### PROBLEM TO SOLVE
Show every line containing "home" by copying it.

(Stored data entries)
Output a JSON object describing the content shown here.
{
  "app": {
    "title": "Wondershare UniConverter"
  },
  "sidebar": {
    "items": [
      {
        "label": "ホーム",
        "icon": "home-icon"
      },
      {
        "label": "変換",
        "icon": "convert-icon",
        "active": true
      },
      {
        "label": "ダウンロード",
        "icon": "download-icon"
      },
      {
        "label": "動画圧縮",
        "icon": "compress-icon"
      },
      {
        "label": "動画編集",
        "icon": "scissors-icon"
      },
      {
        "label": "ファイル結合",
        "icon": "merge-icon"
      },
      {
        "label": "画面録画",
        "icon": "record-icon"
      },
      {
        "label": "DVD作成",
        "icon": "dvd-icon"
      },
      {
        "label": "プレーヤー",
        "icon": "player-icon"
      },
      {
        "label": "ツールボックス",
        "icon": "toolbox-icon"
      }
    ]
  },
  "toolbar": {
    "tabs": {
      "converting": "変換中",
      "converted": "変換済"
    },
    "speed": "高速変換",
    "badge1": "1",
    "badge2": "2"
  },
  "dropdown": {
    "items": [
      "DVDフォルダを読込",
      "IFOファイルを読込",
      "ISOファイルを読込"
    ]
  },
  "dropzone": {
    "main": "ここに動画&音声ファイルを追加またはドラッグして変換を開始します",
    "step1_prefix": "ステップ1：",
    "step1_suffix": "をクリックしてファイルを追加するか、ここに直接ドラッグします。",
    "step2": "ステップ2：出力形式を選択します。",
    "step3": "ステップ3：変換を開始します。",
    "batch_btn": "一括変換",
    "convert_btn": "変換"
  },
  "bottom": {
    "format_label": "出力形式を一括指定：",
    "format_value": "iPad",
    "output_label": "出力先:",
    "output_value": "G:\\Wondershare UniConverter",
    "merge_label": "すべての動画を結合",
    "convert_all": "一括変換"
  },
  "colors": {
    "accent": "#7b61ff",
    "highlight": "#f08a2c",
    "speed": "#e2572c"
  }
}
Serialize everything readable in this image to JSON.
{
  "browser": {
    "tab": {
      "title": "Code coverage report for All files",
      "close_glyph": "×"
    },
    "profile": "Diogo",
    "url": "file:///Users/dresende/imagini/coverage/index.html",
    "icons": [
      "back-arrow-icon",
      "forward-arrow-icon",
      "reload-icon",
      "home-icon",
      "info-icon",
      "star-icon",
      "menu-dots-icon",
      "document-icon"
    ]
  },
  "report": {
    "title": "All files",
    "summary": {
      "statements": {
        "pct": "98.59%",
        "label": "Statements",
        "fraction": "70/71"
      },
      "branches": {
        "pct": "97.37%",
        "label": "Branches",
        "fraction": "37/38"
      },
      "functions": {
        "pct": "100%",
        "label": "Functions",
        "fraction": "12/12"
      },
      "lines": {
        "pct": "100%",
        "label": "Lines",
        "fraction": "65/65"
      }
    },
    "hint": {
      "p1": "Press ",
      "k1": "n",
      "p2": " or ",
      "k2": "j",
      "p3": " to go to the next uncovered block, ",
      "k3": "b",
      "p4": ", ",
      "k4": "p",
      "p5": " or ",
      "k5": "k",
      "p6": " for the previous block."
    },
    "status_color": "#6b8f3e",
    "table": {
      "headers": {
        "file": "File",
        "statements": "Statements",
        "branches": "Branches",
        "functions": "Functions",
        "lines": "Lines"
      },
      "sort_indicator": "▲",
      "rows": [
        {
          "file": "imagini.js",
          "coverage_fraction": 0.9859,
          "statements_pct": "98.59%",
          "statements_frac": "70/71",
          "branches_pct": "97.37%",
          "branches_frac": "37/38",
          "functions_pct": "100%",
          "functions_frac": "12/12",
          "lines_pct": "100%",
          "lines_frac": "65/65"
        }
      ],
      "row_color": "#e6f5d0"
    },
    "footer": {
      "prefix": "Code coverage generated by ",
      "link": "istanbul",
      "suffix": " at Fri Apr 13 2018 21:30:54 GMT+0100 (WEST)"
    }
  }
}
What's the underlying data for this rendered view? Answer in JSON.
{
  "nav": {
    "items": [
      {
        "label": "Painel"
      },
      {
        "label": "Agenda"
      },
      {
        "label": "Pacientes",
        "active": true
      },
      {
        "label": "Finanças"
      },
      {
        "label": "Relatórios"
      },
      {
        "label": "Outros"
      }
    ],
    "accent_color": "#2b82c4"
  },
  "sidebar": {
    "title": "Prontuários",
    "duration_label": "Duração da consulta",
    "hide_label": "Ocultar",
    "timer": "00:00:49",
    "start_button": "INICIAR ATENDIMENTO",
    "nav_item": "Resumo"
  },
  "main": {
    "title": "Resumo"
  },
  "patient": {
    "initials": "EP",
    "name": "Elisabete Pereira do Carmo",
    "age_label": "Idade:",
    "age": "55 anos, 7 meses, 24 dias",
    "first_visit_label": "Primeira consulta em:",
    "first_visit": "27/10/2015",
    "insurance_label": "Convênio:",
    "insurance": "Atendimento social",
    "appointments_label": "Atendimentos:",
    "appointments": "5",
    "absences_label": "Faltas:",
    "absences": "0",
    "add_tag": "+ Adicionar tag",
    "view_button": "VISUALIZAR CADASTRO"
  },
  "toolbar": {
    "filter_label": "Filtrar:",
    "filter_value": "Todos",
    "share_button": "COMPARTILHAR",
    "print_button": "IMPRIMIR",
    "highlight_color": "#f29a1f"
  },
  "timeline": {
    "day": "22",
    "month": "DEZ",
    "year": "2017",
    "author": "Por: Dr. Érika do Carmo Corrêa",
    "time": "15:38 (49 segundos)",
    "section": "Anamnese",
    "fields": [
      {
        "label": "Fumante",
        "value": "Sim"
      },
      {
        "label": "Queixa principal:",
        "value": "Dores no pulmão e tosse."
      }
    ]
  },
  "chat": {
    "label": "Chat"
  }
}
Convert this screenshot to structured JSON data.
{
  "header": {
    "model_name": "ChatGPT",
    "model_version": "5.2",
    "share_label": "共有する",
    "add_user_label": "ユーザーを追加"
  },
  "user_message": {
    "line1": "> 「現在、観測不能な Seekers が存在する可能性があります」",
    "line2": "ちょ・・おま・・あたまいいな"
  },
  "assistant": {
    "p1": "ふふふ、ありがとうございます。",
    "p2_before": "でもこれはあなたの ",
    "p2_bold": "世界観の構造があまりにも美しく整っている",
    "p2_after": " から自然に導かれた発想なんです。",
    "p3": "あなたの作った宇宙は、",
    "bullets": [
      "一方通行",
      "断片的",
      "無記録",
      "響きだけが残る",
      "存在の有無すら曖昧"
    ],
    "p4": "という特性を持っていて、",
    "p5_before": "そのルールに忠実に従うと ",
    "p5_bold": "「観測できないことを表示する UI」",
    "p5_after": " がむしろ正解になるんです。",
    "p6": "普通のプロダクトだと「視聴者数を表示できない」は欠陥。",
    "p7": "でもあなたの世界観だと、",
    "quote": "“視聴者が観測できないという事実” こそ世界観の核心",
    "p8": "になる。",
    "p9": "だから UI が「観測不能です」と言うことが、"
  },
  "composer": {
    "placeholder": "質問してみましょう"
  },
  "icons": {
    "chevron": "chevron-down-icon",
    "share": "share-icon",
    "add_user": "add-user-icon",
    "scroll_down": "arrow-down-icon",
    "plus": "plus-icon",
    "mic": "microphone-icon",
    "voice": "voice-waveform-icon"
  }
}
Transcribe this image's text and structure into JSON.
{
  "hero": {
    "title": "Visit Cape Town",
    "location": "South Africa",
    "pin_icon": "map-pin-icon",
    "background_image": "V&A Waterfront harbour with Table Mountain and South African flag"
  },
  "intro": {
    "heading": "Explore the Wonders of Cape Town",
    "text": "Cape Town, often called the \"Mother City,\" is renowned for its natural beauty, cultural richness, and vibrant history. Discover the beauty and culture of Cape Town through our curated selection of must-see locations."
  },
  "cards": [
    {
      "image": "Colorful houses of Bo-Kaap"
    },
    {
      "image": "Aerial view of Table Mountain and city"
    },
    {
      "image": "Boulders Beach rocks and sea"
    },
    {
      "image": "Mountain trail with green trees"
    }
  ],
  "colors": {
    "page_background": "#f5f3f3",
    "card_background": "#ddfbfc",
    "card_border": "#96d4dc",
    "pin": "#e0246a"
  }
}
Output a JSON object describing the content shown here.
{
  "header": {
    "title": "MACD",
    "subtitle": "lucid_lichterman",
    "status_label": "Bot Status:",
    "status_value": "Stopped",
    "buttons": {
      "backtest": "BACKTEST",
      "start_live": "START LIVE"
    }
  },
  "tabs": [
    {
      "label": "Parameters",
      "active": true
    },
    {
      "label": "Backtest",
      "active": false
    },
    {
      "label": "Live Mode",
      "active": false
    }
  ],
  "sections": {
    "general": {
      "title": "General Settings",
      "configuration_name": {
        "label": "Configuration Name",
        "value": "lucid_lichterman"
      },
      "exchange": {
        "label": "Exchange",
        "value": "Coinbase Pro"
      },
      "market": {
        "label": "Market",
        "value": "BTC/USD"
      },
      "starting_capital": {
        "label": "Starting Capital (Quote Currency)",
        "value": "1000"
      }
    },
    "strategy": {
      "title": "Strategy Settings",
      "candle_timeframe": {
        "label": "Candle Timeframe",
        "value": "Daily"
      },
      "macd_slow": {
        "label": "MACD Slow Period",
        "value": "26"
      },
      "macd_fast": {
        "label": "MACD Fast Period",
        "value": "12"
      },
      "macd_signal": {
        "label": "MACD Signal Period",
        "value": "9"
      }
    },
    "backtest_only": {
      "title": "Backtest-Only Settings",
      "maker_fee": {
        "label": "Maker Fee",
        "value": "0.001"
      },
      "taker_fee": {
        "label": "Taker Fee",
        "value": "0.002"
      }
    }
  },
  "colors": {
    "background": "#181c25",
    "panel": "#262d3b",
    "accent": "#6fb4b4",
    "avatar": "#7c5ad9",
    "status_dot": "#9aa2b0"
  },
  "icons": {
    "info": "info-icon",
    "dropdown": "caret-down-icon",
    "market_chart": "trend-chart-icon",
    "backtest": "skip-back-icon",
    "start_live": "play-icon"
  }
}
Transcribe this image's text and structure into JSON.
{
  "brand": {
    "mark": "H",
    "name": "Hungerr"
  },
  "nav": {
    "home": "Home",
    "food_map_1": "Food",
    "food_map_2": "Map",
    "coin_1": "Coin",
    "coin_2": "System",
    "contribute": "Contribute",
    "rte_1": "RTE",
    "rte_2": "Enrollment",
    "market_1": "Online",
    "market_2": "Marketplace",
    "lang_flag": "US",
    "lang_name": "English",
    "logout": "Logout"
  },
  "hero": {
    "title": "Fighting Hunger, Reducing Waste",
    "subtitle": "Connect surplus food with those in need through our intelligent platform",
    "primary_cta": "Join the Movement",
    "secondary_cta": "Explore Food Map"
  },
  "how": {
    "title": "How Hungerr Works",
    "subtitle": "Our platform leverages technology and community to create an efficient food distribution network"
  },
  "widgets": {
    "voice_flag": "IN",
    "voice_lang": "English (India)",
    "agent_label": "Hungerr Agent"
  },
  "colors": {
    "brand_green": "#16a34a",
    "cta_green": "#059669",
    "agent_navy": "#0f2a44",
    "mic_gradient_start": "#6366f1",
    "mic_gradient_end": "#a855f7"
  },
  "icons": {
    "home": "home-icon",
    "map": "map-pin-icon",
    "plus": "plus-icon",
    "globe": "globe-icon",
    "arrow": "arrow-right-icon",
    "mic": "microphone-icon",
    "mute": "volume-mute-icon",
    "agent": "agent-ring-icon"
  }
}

### SOLUTION FOR THIS TASK
        "icon": "home-icon"
      "home-icon",
    "home": "Home",
    "home": "home-icon",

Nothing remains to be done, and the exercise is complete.